**TASK STATEMENT:** Exactly reproduce each record listed below.

-- start --

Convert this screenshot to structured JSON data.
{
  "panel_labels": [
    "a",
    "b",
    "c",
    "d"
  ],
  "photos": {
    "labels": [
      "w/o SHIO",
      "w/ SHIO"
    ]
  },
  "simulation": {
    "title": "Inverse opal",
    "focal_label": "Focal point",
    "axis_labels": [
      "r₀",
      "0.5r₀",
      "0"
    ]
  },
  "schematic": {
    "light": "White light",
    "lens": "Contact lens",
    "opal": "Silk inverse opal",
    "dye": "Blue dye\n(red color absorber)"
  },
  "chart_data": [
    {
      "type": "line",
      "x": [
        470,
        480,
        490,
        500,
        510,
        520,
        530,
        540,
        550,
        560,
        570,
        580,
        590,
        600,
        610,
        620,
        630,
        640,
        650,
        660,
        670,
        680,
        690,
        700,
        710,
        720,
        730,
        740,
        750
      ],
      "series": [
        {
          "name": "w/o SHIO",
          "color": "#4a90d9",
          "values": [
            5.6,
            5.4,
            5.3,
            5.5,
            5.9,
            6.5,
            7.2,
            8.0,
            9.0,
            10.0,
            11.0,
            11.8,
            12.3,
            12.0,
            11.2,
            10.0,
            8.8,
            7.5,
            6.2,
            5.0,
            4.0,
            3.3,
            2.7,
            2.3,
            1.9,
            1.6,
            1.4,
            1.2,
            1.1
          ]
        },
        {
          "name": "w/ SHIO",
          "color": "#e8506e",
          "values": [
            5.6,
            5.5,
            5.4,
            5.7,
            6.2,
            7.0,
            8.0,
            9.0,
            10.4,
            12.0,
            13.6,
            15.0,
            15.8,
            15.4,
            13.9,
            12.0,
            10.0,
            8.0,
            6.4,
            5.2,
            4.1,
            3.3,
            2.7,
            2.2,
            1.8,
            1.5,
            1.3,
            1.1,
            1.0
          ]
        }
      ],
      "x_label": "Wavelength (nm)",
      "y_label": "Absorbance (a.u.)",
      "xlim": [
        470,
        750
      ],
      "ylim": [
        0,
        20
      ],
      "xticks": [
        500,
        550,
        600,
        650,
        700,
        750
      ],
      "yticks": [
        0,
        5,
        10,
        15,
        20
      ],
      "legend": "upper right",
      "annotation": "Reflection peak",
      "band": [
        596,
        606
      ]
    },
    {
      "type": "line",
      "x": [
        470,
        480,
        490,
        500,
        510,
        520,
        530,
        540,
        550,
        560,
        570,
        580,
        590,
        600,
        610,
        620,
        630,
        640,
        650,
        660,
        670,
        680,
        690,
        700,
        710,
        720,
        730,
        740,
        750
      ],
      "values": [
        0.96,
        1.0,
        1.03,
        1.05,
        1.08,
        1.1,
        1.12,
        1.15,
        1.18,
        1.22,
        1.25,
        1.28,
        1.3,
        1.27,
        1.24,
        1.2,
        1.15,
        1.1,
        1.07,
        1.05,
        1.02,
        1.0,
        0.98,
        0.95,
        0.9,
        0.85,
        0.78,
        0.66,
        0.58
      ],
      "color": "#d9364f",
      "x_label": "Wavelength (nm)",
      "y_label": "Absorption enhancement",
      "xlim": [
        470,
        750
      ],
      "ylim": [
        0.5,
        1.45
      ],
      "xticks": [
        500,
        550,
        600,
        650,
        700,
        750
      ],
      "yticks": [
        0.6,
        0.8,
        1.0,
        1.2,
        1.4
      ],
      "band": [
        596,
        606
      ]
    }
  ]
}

-- end --

**CORRECT RESPONSE:**
Convert this screenshot to structured JSON data.
{
  "panel_labels": [
    "a",
    "b",
    "c",
    "d"
  ],
  "photos": {
    "labels": [
      "w/o SHIO",
      "w/ SHIO"
    ]
  },
  "simulation": {
    "title": "Inverse opal",
    "focal_label": "Focal point",
    "axis_labels": [
      "r₀",
      "0.5r₀",
      "0"
    ]
  },
  "schematic": {
    "light": "White light",
    "lens": "Contact lens",
    "opal": "Silk inverse opal",
    "dye": "Blue dye\n(red color absorber)"
  },
  "chart_data": [
    {
      "type": "line",
      "x": [
        470,
        480,
        490,
        500,
        510,
        520,
        530,
        540,
        550,
        560,
        570,
        580,
        590,
        600,
        610,
        620,
        630,
        640,
        650,
        660,
        670,
        680,
        690,
        700,
        710,
        720,
        730,
        740,
        750
      ],
      "series": [
        {
          "name": "w/o SHIO",
          "color": "#4a90d9",
          "values": [
            5.6,
            5.4,
            5.3,
            5.5,
            5.9,
            6.5,
            7.2,
            8.0,
            9.0,
            10.0,
            11.0,
            11.8,
            12.3,
            12.0,
            11.2,
            10.0,
            8.8,
            7.5,
            6.2,
            5.0,
            4.0,
            3.3,
            2.7,
            2.3,
            1.9,
            1.6,
            1.4,
            1.2,
            1.1
          ]
        },
        {
          "name": "w/ SHIO",
          "color": "#e8506e",
          "values": [
            5.6,
            5.5,
            5.4,
            5.7,
            6.2,
            7.0,
            8.0,
            9.0,
            10.4,
            12.0,
            13.6,
            15.0,
            15.8,
            15.4,
            13.9,
            12.0,
            10.0,
            8.0,
            6.4,
            5.2,
            4.1,
            3.3,
            2.7,
            2.2,
            1.8,
            1.5,
            1.3,
            1.1,
            1.0
          ]
        }
      ],
      "x_label": "Wavelength (nm)",
      "y_label": "Absorbance (a.u.)",
      "xlim": [
        470,
        750
      ],
      "ylim": [
        0,
        20
      ],
      "xticks": [
        500,
        550,
        600,
        650,
        700,
        750
      ],
      "yticks": [
        0,
        5,
        10,
        15,
        20
      ],
      "legend": "upper right",
      "annotation": "Reflection peak",
      "band": [
        596,
        606
      ]
    },
    {
      "type": "line",
      "x": [
        470,
        480,
        490,
        500,
        510,
        520,
        530,
        540,
        550,
        560,
        570,
        580,
        590,
        600,
        610,
        620,
        630,
        640,
        650,
        660,
        670,
        680,
        690,
        700,
        710,
        720,
        730,
        740,
        750
      ],
      "values": [
        0.96,
        1.0,
        1.03,
        1.05,
        1.08,
        1.1,
        1.12,
        1.15,
        1.18,
        1.22,
        1.25,
        1.28,
        1.3,
        1.27,
        1.24,
        1.2,
        1.15,
        1.1,
        1.07,
        1.05,
        1.02,
        1.0,
        0.98,
        0.95,
        0.9,
        0.85,
        0.78,
        0.66,
        0.58
      ],
      "color": "#d9364f",
      "x_label": "Wavelength (nm)",
      "y_label": "Absorption enhancement",
      "xlim": [
        470,
        750
      ],
      "ylim": [
        0.5,
        1.45
      ],
      "xticks": [
        500,
        550,
        600,
        650,
        700,
        750
      ],
      "yticks": [
        0.6,
        0.8,
        1.0,
        1.2,
        1.4
      ],
      "band": [
        596,
        606
      ]
    }
  ]
}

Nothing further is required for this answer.